# Start of Provided data
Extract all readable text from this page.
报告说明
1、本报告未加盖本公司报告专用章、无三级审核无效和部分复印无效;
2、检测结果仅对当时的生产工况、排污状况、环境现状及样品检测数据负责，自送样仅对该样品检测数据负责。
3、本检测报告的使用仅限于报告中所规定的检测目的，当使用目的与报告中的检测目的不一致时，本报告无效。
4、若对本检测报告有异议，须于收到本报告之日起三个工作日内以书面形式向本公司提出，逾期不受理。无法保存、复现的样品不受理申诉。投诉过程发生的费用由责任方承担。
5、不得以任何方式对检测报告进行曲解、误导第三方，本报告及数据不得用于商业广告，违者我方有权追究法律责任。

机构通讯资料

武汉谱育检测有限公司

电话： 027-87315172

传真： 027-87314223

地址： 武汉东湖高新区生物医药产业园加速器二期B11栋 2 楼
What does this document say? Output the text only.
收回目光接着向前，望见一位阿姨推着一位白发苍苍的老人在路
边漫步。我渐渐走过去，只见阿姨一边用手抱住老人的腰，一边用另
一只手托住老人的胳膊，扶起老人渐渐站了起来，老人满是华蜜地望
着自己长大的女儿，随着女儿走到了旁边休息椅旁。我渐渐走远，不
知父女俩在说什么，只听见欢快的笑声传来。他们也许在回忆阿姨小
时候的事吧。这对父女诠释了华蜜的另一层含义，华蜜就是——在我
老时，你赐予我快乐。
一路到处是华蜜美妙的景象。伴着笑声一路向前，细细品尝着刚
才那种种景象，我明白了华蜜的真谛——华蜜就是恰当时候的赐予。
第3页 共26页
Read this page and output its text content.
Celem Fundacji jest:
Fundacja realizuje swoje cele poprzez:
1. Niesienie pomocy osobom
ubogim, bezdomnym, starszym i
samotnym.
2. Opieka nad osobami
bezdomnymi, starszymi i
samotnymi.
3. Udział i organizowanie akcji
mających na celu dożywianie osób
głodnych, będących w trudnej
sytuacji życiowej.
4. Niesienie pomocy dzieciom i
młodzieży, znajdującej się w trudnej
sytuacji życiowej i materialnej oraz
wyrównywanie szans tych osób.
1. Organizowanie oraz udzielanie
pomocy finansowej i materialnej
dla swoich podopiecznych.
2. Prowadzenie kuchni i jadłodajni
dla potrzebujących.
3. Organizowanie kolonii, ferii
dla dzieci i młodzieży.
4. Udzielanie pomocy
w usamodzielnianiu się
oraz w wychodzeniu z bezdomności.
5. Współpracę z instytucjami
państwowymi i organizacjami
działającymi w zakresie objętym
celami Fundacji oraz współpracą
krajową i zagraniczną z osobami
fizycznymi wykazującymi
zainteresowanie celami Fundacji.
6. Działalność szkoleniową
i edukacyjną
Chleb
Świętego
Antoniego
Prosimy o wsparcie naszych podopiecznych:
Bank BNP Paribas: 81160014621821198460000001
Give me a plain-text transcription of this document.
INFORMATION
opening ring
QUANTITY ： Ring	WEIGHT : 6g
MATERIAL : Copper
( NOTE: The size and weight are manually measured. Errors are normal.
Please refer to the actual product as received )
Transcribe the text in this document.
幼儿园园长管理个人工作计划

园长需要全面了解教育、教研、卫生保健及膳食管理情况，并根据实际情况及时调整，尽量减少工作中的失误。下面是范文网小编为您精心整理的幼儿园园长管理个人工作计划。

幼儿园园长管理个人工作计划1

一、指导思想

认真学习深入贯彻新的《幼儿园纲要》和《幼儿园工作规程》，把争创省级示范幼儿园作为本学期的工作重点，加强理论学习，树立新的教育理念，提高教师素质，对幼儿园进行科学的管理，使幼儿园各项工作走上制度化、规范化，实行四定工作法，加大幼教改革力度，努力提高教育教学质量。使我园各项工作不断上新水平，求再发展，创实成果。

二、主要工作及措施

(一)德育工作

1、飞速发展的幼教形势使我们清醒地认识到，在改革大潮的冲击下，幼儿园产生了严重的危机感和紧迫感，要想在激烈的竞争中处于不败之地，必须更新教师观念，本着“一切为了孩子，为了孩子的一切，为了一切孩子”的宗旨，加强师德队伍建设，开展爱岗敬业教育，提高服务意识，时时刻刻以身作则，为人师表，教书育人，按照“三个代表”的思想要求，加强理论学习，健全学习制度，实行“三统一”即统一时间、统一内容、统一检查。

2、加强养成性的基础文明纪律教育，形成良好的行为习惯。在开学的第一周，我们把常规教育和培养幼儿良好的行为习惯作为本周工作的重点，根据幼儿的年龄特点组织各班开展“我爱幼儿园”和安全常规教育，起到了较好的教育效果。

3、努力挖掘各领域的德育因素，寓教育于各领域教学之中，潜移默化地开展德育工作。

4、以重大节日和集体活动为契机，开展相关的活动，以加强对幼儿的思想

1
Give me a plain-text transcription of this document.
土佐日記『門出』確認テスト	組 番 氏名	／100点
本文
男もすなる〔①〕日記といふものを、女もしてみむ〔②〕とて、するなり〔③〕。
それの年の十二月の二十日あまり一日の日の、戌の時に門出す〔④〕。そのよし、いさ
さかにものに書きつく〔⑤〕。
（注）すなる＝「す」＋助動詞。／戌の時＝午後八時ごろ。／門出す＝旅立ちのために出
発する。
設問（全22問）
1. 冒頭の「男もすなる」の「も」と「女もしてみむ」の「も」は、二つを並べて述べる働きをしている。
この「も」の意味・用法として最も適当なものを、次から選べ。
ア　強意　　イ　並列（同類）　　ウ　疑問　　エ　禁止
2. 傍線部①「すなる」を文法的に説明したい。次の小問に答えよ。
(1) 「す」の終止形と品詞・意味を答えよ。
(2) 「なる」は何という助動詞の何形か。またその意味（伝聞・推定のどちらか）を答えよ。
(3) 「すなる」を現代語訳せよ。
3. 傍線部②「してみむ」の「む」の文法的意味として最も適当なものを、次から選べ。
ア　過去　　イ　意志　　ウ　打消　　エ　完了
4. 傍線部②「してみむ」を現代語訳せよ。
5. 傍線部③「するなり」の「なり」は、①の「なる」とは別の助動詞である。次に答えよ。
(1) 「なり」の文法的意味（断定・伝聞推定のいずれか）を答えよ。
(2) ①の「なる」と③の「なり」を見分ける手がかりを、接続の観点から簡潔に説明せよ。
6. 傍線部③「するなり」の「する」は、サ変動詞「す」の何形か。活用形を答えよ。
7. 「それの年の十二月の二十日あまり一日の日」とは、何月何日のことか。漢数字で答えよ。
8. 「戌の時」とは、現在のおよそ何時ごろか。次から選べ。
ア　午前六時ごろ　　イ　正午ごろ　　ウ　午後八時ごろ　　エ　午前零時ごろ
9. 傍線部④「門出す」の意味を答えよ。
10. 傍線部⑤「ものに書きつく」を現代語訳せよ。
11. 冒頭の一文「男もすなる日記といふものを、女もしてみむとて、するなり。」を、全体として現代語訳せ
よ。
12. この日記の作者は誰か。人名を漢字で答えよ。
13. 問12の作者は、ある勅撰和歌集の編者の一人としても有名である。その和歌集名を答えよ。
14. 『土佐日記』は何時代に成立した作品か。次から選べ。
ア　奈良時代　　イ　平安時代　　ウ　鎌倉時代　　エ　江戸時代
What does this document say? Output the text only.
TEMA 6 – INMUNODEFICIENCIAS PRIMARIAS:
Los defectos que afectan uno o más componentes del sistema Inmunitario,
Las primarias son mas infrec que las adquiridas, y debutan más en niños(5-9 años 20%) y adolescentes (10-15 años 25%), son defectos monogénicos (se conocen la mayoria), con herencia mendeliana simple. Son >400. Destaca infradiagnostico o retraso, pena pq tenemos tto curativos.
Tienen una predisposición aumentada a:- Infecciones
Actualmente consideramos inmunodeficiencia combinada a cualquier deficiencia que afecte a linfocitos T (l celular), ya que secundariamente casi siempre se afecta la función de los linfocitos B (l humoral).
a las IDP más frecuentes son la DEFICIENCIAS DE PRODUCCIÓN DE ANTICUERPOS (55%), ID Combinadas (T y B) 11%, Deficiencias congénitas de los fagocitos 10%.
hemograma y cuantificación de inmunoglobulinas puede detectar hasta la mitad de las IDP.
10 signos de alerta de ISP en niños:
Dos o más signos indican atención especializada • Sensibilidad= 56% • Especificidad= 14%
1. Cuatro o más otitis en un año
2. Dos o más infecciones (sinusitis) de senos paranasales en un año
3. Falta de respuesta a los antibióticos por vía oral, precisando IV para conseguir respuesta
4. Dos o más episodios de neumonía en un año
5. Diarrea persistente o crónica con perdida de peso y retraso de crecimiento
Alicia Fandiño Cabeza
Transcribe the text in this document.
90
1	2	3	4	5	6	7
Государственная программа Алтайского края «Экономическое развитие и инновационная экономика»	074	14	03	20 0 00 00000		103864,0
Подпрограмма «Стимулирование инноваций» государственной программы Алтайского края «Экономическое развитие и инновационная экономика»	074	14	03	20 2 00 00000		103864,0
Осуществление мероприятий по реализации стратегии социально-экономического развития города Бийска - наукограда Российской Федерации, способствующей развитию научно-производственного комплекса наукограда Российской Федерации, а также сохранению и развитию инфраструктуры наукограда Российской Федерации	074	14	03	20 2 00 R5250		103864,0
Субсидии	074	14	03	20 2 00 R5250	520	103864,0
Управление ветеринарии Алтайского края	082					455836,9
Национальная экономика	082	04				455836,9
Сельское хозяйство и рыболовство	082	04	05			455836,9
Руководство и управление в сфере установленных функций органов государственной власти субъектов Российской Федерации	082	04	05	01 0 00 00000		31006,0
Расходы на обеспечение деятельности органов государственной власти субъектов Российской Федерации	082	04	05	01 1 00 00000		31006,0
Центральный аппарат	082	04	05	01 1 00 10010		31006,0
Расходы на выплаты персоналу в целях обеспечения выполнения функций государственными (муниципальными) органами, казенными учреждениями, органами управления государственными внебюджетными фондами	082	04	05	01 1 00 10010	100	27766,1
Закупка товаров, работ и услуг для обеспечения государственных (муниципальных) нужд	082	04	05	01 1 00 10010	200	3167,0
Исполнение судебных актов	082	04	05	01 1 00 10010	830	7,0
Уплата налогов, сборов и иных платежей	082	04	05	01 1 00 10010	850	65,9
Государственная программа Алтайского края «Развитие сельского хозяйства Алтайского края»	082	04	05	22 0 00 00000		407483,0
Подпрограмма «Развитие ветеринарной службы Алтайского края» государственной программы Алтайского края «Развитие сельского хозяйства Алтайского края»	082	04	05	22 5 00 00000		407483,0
# End of Provided data
_Exercise aim_
In the listing above, find each line with the word "oraz" and copy it.

_Answer to this exercise_
sytuacji życiowej i materialnej oraz
1. Organizowanie oraz udzielanie
oraz w wychodzeniu z bezdomności.
celami Fundacji oraz współpracą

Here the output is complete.